═══ Dataset content
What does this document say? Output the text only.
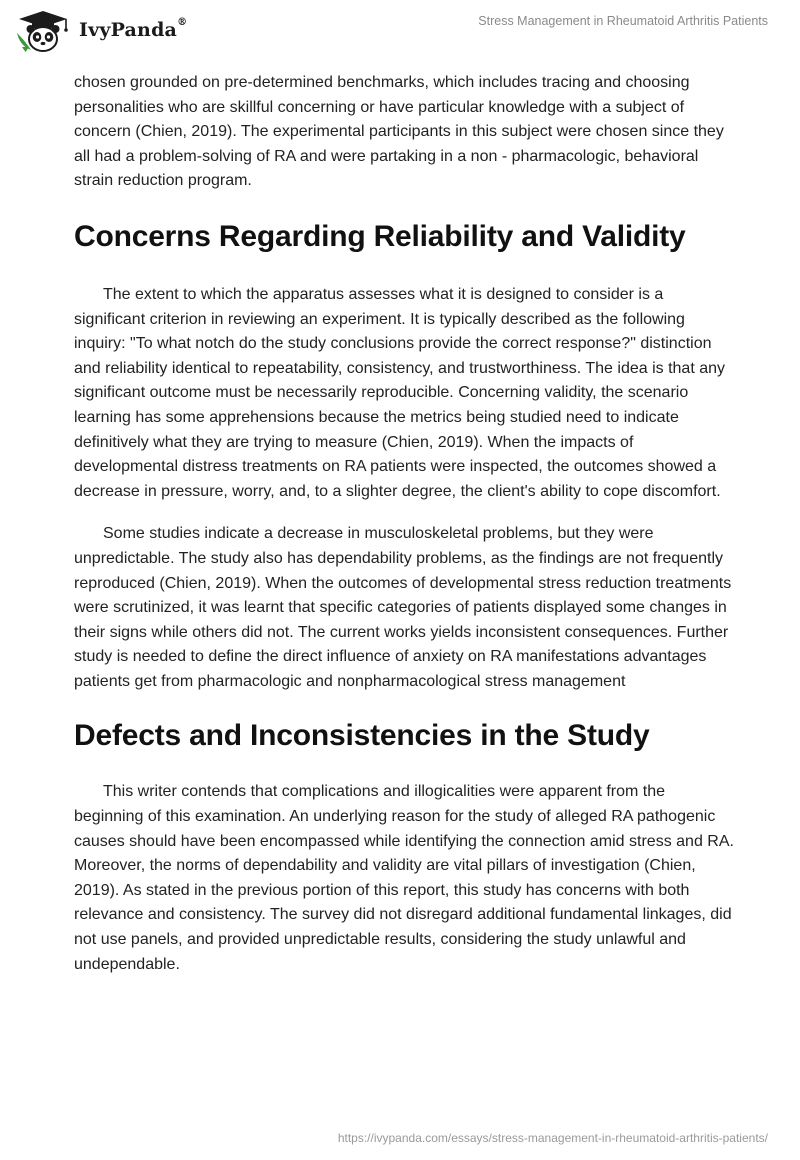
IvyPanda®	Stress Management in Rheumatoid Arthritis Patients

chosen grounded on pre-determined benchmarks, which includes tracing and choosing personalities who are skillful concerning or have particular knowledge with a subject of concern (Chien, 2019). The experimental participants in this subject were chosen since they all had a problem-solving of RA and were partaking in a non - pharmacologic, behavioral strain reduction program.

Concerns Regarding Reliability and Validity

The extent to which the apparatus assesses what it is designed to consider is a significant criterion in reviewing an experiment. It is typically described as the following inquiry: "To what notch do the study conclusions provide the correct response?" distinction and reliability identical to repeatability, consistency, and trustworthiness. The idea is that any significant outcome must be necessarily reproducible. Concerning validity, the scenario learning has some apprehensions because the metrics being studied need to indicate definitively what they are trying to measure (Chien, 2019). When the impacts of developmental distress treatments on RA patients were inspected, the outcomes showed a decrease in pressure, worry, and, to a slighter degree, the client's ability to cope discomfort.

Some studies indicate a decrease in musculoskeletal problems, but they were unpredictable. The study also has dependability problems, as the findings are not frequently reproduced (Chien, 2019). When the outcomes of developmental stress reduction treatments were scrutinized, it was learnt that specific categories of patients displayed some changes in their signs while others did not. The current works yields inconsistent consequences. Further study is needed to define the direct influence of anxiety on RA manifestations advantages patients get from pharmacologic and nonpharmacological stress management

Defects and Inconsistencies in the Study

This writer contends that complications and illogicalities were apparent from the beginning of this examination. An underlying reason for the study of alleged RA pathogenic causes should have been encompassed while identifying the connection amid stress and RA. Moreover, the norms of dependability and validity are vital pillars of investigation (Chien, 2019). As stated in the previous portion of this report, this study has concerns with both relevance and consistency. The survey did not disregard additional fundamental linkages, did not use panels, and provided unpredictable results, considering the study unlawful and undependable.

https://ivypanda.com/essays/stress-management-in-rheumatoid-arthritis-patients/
══════
* Description of the task *
The pictures stay out; everything else in the records above must be repeated exactly.

* Output for this task *
What does this document say? Output the text only.
IvyPanda®	Stress Management in Rheumatoid Arthritis Patients

chosen grounded on pre-determined benchmarks, which includes tracing and choosing personalities who are skillful concerning or have particular knowledge with a subject of concern (Chien, 2019). The experimental participants in this subject were chosen since they all had a problem-solving of RA and were partaking in a non - pharmacologic, behavioral strain reduction program.

Concerns Regarding Reliability and Validity

The extent to which the apparatus assesses what it is designed to consider is a significant criterion in reviewing an experiment. It is typically described as the following inquiry: "To what notch do the study conclusions provide the correct response?" distinction and reliability identical to repeatability, consistency, and trustworthiness. The idea is that any significant outcome must be necessarily reproducible. Concerning validity, the scenario learning has some apprehensions because the metrics being studied need to indicate definitively what they are trying to measure (Chien, 2019). When the impacts of developmental distress treatments on RA patients were inspected, the outcomes showed a decrease in pressure, worry, and, to a slighter degree, the client's ability to cope discomfort.

Some studies indicate a decrease in musculoskeletal problems, but they were unpredictable. The study also has dependability problems, as the findings are not frequently reproduced (Chien, 2019). When the outcomes of developmental stress reduction treatments were scrutinized, it was learnt that specific categories of patients displayed some changes in their signs while others did not. The current works yields inconsistent consequences. Further study is needed to define the direct influence of anxiety on RA manifestations advantages patients get from pharmacologic and nonpharmacological stress management

Defects and Inconsistencies in the Study

This writer contends that complications and illogicalities were apparent from the beginning of this examination. An underlying reason for the study of alleged RA pathogenic causes should have been encompassed while identifying the connection amid stress and RA. Moreover, the norms of dependability and validity are vital pillars of investigation (Chien, 2019). As stated in the previous portion of this report, this study has concerns with both relevance and consistency. The survey did not disregard additional fundamental linkages, did not use panels, and provided unpredictable results, considering the study unlawful and undependable.

https://ivypanda.com/essays/stress-management-in-rheumatoid-arthritis-patients/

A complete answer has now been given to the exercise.